## WHAT YOU NEED TO DO
Would it be possible to write out each entry below exactly, without the pictures?

## MATERIAL FOR THIS TASK
## START

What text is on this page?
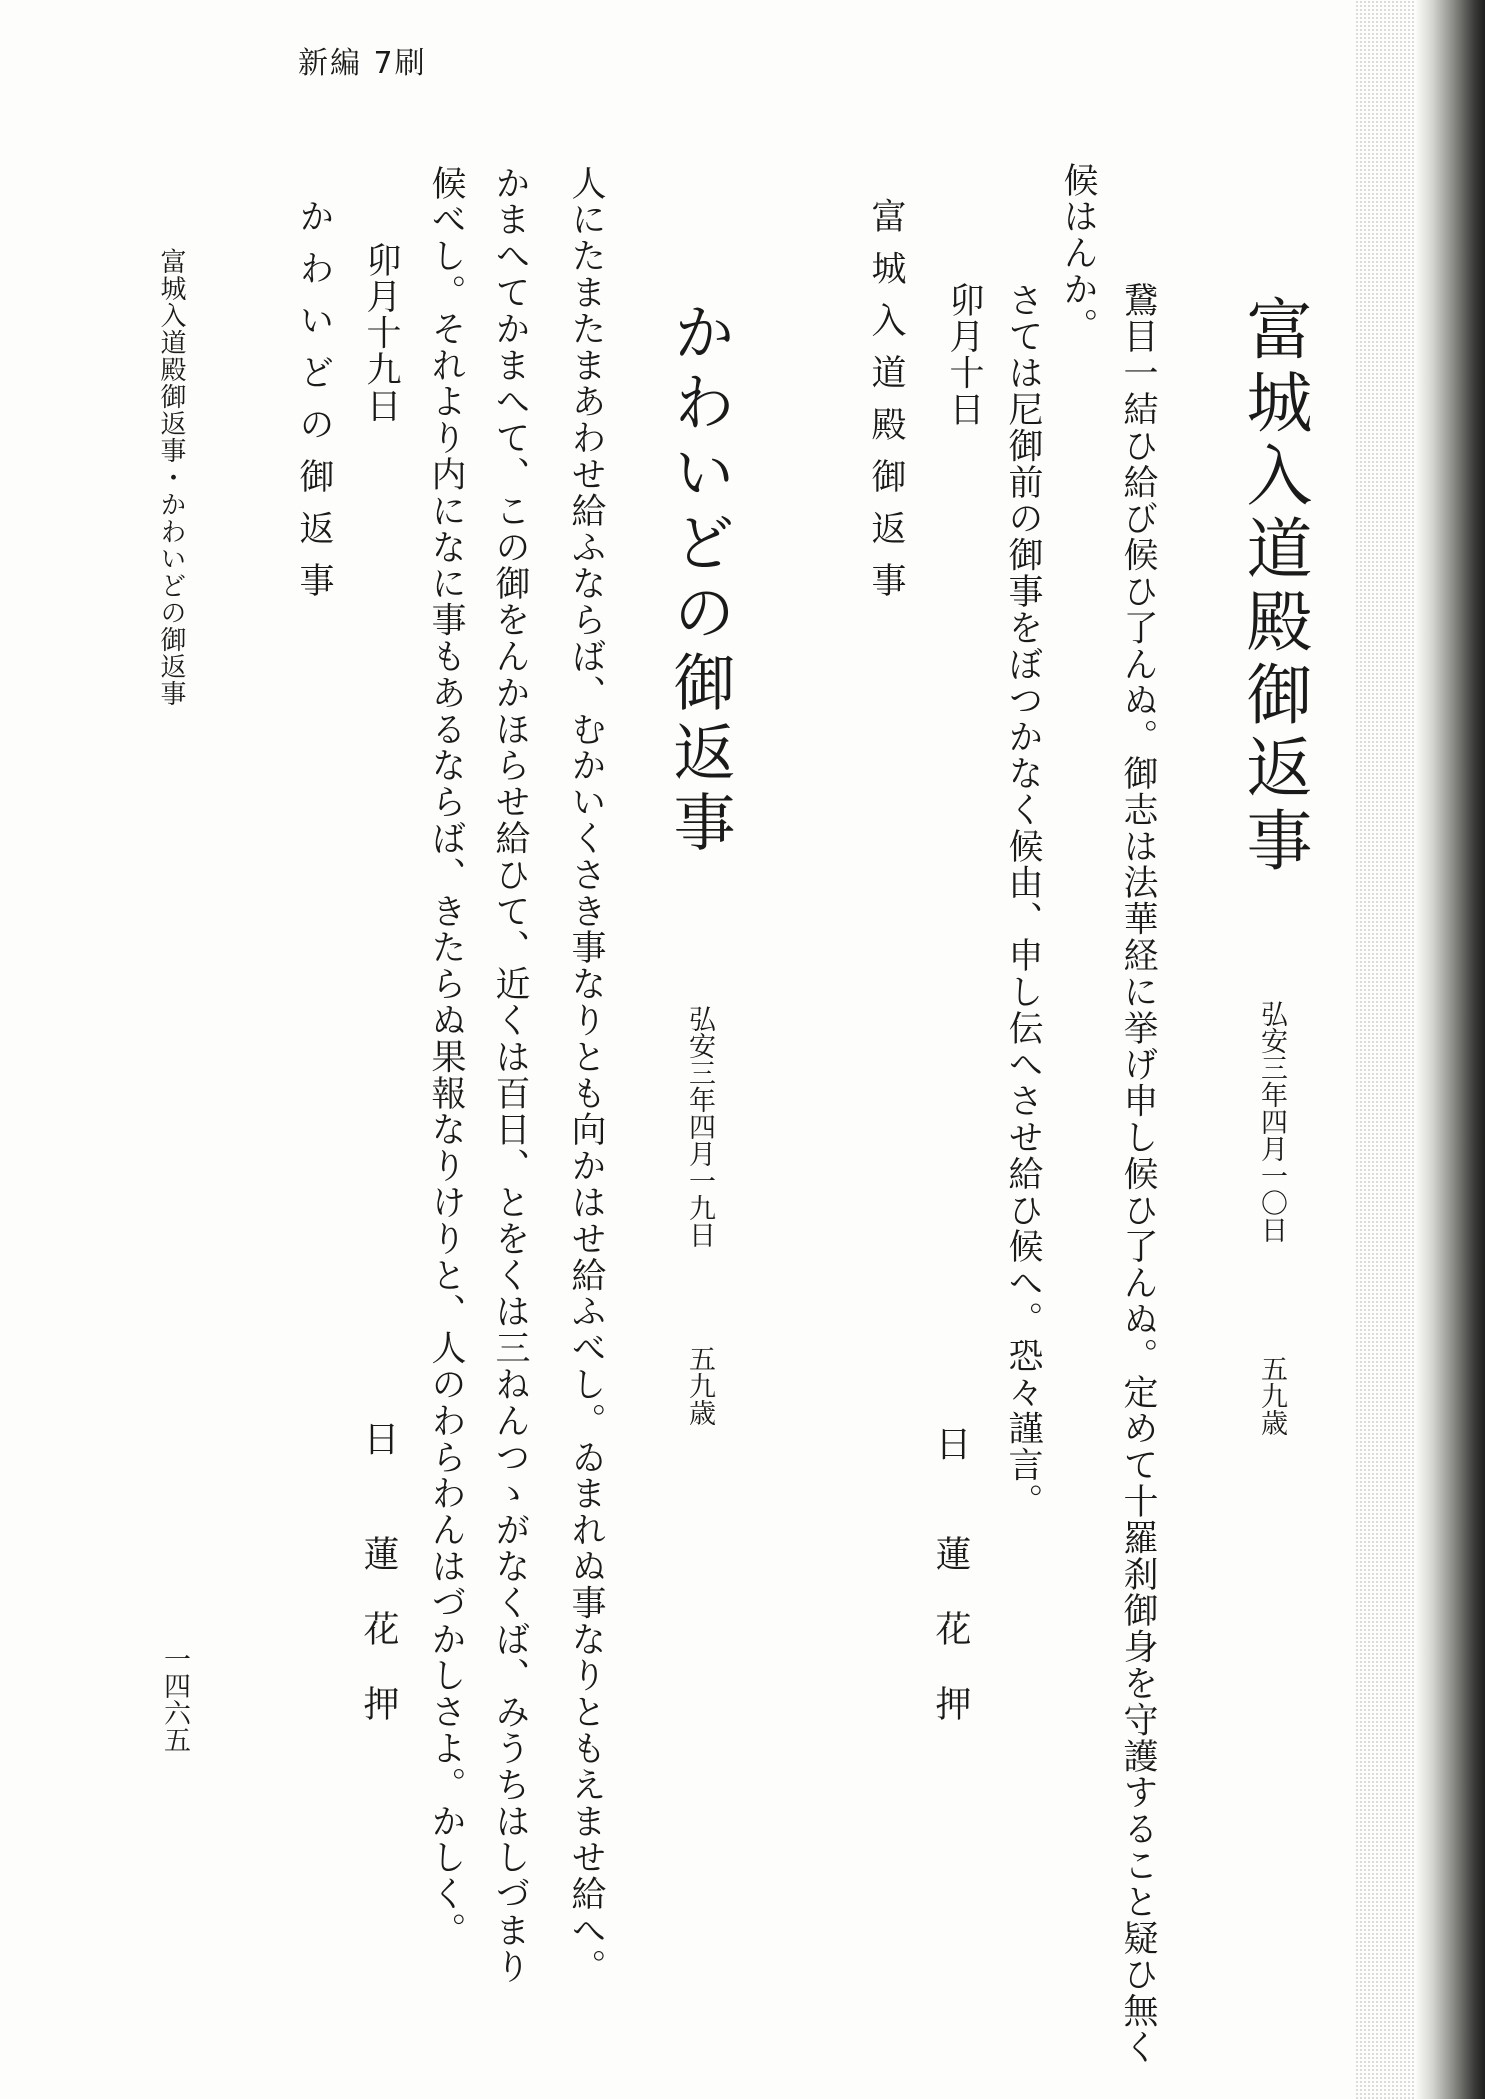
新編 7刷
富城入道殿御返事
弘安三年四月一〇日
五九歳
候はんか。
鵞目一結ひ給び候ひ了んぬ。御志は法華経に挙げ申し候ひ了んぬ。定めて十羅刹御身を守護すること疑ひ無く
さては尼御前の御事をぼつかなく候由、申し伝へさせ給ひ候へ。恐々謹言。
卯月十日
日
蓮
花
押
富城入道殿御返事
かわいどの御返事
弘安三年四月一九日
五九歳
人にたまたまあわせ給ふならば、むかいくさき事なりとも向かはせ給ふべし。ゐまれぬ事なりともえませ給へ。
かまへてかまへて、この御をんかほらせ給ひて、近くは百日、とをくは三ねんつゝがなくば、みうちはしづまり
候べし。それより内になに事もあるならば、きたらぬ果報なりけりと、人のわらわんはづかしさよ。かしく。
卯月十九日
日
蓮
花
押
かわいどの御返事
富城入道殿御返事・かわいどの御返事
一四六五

## END

## EXERCISE RESULT
What text is on this page?
新編 7刷
富城入道殿御返事
弘安三年四月一〇日
五九歳
候はんか。
鵞目一結ひ給び候ひ了んぬ。御志は法華経に挙げ申し候ひ了んぬ。定めて十羅刹御身を守護すること疑ひ無く
さては尼御前の御事をぼつかなく候由、申し伝へさせ給ひ候へ。恐々謹言。
卯月十日
日
蓮
花
押
富城入道殿御返事
かわいどの御返事
弘安三年四月一九日
五九歳
人にたまたまあわせ給ふならば、むかいくさき事なりとも向かはせ給ふべし。ゐまれぬ事なりともえませ給へ。
かまへてかまへて、この御をんかほらせ給ひて、近くは百日、とをくは三ねんつゝがなくば、みうちはしづまり
候べし。それより内になに事もあるならば、きたらぬ果報なりけりと、人のわらわんはづかしさよ。かしく。
卯月十九日
日
蓮
花
押
かわいどの御返事
富城入道殿御返事・かわいどの御返事
一四六五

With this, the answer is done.